* [What is needed] Pull every line with the word "разветвленный" out of the entries below.

********************

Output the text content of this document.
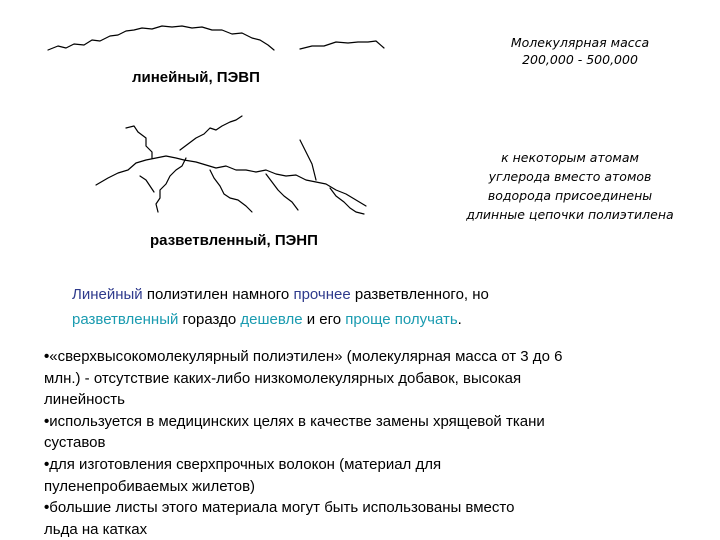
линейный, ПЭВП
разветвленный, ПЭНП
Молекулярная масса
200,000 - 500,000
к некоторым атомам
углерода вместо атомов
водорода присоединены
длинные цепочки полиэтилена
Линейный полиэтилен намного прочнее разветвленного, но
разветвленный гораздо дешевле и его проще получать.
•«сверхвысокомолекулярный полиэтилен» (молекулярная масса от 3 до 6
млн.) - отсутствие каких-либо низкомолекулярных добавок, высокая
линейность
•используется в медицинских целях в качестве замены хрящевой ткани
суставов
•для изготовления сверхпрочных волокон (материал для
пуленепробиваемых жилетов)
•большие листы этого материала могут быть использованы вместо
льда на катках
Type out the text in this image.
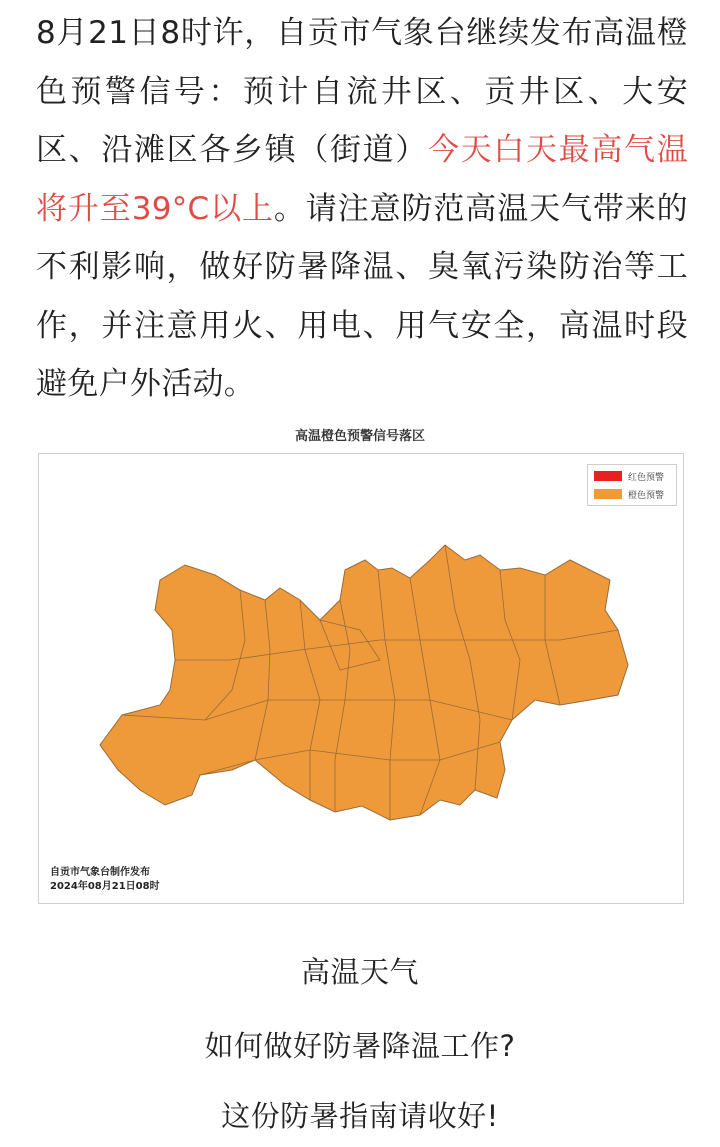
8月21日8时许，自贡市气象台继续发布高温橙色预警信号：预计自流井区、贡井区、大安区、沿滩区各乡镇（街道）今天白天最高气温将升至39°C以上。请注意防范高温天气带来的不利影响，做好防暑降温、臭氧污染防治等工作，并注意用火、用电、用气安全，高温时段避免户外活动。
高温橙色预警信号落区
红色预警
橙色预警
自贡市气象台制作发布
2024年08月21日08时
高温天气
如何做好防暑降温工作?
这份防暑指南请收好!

********************

* [Final answer]
разветвленный, ПЭНП
разветвленный гораздо дешевле и его проще получать.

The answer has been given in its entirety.